[Given exercise]:
In the lines below, how many hold the word "info"? Answer only with the number.

[Extracted data entries]:
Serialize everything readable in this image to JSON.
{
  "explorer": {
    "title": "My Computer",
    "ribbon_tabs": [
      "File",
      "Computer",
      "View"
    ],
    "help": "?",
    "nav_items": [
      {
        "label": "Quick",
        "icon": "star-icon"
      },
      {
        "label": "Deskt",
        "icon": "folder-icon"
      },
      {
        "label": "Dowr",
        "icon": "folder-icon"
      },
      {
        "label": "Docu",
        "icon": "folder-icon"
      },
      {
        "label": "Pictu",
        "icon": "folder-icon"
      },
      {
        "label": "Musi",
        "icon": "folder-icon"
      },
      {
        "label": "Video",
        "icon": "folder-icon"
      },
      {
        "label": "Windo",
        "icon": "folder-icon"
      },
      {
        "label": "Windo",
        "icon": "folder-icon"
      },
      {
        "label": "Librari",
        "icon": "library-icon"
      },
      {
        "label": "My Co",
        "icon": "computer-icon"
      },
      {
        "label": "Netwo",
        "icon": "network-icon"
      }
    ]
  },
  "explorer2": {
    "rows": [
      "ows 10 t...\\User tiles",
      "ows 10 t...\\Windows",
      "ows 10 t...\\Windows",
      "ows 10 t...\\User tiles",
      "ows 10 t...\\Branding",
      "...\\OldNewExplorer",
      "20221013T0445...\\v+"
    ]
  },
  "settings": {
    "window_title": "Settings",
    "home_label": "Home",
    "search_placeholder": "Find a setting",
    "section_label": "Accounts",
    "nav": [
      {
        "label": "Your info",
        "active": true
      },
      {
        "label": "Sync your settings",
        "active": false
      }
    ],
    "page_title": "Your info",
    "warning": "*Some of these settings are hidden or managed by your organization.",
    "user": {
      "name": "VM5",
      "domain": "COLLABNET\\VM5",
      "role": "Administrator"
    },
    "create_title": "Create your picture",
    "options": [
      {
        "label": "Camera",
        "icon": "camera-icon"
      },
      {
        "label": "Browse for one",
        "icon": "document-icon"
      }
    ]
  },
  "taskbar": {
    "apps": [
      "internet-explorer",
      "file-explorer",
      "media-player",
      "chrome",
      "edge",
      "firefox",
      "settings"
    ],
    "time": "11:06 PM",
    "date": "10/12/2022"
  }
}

==

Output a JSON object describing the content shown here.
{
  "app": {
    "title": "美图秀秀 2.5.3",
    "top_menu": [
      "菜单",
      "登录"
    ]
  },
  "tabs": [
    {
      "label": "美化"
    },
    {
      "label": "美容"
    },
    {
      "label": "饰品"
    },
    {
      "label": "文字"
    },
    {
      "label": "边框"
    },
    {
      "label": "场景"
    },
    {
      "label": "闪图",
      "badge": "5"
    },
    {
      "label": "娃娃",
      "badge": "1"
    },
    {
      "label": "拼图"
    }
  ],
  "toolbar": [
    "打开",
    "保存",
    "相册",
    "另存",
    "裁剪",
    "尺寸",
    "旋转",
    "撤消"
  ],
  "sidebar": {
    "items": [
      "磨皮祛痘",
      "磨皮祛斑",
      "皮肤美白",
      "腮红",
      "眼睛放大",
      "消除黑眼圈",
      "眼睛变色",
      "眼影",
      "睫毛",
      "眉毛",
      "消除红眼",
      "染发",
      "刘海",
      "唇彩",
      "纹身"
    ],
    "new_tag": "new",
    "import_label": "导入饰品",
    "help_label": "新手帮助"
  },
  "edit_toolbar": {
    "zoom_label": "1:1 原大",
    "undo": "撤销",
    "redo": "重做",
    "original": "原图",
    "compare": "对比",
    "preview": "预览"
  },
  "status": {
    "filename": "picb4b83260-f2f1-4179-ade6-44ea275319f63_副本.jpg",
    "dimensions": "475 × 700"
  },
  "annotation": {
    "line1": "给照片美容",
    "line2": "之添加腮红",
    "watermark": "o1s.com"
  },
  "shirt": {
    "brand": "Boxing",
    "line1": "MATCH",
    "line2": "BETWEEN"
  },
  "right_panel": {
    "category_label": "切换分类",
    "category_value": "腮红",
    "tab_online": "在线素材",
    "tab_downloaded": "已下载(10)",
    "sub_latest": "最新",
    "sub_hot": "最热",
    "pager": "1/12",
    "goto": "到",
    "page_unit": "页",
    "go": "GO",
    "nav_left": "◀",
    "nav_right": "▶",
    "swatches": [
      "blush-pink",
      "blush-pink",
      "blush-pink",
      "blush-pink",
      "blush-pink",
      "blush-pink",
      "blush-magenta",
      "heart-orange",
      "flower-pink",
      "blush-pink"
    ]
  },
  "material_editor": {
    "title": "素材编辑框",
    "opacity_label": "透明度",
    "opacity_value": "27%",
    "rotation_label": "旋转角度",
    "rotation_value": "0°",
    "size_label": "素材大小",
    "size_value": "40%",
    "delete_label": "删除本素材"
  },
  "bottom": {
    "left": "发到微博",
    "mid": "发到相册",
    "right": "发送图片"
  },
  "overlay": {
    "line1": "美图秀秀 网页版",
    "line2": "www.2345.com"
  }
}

[Exercise response]:
2